EXERCISE PROMPT: Scan the material below for the string "System", and copy every line where it shows up.

--- start of MATERIAL PROVIDED ---

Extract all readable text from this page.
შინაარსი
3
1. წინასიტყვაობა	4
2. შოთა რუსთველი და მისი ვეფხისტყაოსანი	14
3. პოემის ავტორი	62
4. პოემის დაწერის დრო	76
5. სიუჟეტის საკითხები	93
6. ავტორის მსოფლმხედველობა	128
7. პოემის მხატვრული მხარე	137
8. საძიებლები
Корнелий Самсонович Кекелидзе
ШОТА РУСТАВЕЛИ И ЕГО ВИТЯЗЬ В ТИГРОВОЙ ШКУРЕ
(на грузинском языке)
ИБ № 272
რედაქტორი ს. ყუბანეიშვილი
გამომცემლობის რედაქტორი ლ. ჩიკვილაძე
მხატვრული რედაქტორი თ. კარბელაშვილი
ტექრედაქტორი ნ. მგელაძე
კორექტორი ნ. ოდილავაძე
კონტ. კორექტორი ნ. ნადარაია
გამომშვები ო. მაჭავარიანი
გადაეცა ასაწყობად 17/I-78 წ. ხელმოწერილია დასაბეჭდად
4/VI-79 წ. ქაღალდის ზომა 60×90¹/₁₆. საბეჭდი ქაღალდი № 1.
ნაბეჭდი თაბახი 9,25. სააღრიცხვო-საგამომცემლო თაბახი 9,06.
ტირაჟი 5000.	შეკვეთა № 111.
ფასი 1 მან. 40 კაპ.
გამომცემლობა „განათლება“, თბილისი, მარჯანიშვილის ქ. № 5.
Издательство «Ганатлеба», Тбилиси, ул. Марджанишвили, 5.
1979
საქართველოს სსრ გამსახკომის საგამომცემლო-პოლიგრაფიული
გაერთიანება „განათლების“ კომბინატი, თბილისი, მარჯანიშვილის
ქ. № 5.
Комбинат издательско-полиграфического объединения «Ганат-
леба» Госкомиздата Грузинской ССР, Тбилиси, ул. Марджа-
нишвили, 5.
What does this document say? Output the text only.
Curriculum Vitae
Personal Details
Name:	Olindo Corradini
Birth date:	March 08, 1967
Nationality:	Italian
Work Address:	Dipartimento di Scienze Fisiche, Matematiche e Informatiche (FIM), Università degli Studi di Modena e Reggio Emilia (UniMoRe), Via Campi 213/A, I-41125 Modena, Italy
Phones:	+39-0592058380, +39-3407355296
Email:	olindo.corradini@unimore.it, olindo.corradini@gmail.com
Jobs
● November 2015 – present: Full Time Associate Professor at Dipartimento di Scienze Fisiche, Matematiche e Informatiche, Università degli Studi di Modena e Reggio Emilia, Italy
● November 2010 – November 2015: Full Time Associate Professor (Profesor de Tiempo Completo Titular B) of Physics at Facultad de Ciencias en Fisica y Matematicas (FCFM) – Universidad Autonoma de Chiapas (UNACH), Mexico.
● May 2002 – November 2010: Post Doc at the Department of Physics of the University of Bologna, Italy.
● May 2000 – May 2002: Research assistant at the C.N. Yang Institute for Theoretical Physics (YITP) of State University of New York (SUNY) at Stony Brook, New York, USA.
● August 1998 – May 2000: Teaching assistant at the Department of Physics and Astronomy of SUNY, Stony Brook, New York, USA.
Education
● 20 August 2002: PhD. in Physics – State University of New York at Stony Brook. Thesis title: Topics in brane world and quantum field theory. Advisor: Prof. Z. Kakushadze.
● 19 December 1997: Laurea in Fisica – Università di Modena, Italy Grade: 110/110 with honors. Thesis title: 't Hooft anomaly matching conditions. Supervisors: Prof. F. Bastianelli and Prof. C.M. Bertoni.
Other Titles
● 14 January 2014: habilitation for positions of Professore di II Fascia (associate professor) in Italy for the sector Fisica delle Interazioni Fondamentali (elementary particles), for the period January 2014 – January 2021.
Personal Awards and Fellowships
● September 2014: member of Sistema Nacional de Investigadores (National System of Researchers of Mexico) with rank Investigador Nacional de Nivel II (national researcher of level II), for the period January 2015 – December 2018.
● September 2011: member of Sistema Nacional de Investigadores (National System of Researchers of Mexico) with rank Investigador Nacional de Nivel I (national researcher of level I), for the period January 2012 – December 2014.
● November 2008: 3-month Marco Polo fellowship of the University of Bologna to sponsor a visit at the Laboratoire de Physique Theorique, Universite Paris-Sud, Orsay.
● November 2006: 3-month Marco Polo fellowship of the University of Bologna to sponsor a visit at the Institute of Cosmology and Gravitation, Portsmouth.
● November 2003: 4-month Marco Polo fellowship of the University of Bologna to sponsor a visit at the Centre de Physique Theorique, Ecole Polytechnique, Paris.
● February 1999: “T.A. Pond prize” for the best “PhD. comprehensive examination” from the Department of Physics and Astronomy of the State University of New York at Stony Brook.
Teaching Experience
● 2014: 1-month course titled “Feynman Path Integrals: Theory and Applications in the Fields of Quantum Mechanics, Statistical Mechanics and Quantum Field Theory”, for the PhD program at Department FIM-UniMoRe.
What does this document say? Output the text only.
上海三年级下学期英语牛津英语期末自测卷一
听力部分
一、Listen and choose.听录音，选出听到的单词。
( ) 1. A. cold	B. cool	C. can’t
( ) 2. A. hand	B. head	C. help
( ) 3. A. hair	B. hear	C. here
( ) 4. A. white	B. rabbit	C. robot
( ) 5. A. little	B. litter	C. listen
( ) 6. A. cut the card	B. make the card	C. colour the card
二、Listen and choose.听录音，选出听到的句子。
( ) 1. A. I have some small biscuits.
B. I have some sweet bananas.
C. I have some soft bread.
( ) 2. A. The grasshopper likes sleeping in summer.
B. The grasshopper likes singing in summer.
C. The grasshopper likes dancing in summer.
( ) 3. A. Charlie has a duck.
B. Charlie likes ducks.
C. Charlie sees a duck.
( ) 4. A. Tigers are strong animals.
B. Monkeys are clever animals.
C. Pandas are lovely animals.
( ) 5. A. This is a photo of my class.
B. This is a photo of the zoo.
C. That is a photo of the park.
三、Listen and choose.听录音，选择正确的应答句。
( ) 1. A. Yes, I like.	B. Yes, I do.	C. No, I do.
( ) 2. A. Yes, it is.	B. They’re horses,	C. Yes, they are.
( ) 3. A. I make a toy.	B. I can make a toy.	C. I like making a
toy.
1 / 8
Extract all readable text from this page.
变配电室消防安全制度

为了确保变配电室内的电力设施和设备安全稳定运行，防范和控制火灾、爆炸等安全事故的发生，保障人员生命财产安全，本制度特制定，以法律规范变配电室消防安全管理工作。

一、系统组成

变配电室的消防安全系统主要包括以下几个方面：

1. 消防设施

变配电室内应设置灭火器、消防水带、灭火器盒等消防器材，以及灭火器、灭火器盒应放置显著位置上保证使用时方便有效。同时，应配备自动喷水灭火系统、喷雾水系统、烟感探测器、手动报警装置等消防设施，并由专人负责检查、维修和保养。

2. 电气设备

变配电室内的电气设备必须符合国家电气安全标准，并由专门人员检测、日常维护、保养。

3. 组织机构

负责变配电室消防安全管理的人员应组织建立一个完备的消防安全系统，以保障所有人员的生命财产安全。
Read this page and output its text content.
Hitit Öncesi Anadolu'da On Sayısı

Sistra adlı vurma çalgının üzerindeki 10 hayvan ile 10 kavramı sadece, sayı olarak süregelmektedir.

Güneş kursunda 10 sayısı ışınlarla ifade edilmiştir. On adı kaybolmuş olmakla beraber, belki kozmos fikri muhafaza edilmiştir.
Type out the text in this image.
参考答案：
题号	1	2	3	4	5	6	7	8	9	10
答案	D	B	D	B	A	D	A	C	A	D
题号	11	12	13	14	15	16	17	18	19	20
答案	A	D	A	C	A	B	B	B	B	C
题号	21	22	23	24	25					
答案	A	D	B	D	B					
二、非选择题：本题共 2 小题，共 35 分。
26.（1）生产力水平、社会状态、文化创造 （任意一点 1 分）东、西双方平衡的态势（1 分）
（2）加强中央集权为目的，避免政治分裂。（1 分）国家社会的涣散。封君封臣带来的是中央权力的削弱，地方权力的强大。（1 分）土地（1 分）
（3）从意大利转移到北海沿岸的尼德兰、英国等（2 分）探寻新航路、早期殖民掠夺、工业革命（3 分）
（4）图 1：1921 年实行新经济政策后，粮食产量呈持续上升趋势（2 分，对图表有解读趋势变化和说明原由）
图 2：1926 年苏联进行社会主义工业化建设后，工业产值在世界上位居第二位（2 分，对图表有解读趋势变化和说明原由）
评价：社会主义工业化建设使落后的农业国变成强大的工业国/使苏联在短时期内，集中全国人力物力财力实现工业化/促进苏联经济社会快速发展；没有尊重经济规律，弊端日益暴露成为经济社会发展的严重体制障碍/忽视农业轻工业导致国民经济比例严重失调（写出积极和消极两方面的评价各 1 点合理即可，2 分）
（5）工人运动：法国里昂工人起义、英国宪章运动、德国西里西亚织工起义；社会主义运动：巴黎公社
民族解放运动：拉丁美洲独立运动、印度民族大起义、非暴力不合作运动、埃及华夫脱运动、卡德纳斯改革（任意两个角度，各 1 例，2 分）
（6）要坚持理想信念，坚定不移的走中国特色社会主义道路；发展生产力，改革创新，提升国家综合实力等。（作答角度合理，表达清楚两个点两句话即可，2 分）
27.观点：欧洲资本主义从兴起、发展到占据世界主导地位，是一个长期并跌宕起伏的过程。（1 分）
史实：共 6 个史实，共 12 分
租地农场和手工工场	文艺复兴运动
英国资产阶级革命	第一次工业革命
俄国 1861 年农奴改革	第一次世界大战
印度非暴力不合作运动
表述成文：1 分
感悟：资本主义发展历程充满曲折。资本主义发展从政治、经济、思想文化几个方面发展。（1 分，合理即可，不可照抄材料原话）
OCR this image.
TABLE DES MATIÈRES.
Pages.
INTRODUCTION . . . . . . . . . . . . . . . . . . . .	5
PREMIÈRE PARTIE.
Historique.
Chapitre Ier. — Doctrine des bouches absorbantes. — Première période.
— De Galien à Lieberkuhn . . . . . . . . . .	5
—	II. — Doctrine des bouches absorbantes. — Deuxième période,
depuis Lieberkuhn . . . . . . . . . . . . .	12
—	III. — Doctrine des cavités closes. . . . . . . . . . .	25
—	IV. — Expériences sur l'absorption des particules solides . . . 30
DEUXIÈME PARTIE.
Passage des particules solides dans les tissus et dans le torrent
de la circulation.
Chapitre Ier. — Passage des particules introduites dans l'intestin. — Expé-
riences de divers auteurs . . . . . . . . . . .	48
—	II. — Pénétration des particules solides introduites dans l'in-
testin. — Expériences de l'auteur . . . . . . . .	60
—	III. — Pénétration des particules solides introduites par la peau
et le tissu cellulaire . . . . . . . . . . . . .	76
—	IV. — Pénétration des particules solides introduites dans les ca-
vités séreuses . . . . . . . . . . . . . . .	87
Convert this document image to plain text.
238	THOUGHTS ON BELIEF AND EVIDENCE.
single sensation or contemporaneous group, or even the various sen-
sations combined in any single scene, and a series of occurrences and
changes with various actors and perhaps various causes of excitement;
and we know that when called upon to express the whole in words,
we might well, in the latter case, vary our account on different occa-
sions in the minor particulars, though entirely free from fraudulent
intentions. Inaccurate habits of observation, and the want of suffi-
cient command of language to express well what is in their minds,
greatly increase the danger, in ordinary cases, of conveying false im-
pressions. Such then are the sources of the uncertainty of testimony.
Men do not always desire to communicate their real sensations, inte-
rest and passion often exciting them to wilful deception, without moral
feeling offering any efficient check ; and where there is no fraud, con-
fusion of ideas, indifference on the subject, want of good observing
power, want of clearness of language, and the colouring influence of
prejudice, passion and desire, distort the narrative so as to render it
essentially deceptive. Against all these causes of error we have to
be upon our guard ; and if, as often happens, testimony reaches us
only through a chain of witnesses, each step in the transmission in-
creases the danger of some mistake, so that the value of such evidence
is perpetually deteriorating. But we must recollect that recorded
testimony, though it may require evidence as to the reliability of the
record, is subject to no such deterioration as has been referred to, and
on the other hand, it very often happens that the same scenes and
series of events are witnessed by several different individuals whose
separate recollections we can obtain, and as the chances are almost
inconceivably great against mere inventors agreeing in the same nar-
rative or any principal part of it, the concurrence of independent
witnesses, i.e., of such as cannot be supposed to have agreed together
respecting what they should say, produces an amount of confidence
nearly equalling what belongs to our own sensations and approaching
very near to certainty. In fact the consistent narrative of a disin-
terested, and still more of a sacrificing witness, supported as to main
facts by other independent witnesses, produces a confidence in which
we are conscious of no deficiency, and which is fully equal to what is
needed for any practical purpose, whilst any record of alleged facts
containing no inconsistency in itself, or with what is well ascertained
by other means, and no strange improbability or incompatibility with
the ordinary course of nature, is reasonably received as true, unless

--- end of MATERIAL PROVIDED ---

RESULT FOR THIS TASK:
● September 2014: member of Sistema Nacional de Investigadores (National System of Researchers of Mexico) with rank Investigador Nacional de Nivel II (national researcher of level II), for the period January 2015 – December 2018.
● September 2011: member of Sistema Nacional de Investigadores (National System of Researchers of Mexico) with rank Investigador Nacional de Nivel I (national researcher of level I), for the period January 2012 – December 2014.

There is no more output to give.